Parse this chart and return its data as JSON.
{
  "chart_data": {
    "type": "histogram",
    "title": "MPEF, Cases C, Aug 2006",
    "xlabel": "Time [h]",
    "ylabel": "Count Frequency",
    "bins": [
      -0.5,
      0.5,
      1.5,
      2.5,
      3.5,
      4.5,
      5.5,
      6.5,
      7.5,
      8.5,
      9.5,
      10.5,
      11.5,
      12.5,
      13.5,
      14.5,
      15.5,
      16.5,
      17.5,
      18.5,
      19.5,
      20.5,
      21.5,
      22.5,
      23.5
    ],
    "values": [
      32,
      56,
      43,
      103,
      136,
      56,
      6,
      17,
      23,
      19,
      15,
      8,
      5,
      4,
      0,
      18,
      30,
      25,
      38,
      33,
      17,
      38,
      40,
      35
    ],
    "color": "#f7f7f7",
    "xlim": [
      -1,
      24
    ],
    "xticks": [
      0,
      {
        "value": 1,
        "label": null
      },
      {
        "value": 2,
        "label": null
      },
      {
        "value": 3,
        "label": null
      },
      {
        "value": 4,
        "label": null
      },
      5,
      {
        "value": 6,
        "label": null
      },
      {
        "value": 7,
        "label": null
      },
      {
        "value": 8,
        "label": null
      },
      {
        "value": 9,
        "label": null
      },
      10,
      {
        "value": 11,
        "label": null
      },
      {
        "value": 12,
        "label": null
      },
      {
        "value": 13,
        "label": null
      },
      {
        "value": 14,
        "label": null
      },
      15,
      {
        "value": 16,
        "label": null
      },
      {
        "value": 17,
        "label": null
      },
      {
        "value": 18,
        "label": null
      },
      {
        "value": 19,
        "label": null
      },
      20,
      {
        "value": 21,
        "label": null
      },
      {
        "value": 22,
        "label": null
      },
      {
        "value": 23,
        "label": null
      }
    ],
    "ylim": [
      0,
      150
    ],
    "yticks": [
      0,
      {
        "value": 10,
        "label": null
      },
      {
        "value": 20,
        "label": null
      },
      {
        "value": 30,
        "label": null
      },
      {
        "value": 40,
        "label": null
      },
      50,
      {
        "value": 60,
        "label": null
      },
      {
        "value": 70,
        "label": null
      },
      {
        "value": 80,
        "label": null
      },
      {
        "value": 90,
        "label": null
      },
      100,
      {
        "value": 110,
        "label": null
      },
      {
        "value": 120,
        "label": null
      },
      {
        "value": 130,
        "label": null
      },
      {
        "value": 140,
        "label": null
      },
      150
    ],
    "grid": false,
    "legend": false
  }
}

----

Exercise aim: Copy out each line above, character for character.

Task answer:
Parse this chart and return its data as JSON.
{
  "chart_data": {
    "type": "histogram",
    "title": "MPEF, Cases C, Aug 2006",
    "xlabel": "Time [h]",
    "ylabel": "Count Frequency",
    "bins": [
      -0.5,
      0.5,
      1.5,
      2.5,
      3.5,
      4.5,
      5.5,
      6.5,
      7.5,
      8.5,
      9.5,
      10.5,
      11.5,
      12.5,
      13.5,
      14.5,
      15.5,
      16.5,
      17.5,
      18.5,
      19.5,
      20.5,
      21.5,
      22.5,
      23.5
    ],
    "values": [
      32,
      56,
      43,
      103,
      136,
      56,
      6,
      17,
      23,
      19,
      15,
      8,
      5,
      4,
      0,
      18,
      30,
      25,
      38,
      33,
      17,
      38,
      40,
      35
    ],
    "color": "#f7f7f7",
    "xlim": [
      -1,
      24
    ],
    "xticks": [
      0,
      {
        "value": 1,
        "label": null
      },
      {
        "value": 2,
        "label": null
      },
      {
        "value": 3,
        "label": null
      },
      {
        "value": 4,
        "label": null
      },
      5,
      {
        "value": 6,
        "label": null
      },
      {
        "value": 7,
        "label": null
      },
      {
        "value": 8,
        "label": null
      },
      {
        "value": 9,
        "label": null
      },
      10,
      {
        "value": 11,
        "label": null
      },
      {
        "value": 12,
        "label": null
      },
      {
        "value": 13,
        "label": null
      },
      {
        "value": 14,
        "label": null
      },
      15,
      {
        "value": 16,
        "label": null
      },
      {
        "value": 17,
        "label": null
      },
      {
        "value": 18,
        "label": null
      },
      {
        "value": 19,
        "label": null
      },
      20,
      {
        "value": 21,
        "label": null
      },
      {
        "value": 22,
        "label": null
      },
      {
        "value": 23,
        "label": null
      }
    ],
    "ylim": [
      0,
      150
    ],
    "yticks": [
      0,
      {
        "value": 10,
        "label": null
      },
      {
        "value": 20,
        "label": null
      },
      {
        "value": 30,
        "label": null
      },
      {
        "value": 40,
        "label": null
      },
      50,
      {
        "value": 60,
        "label": null
      },
      {
        "value": 70,
        "label": null
      },
      {
        "value": 80,
        "label": null
      },
      {
        "value": 90,
        "label": null
      },
      100,
      {
        "value": 110,
        "label": null
      },
      {
        "value": 120,
        "label": null
      },
      {
        "value": 130,
        "label": null
      },
      {
        "value": 140,
        "label": null
      },
      150
    ],
    "grid": false,
    "legend": false
  }
}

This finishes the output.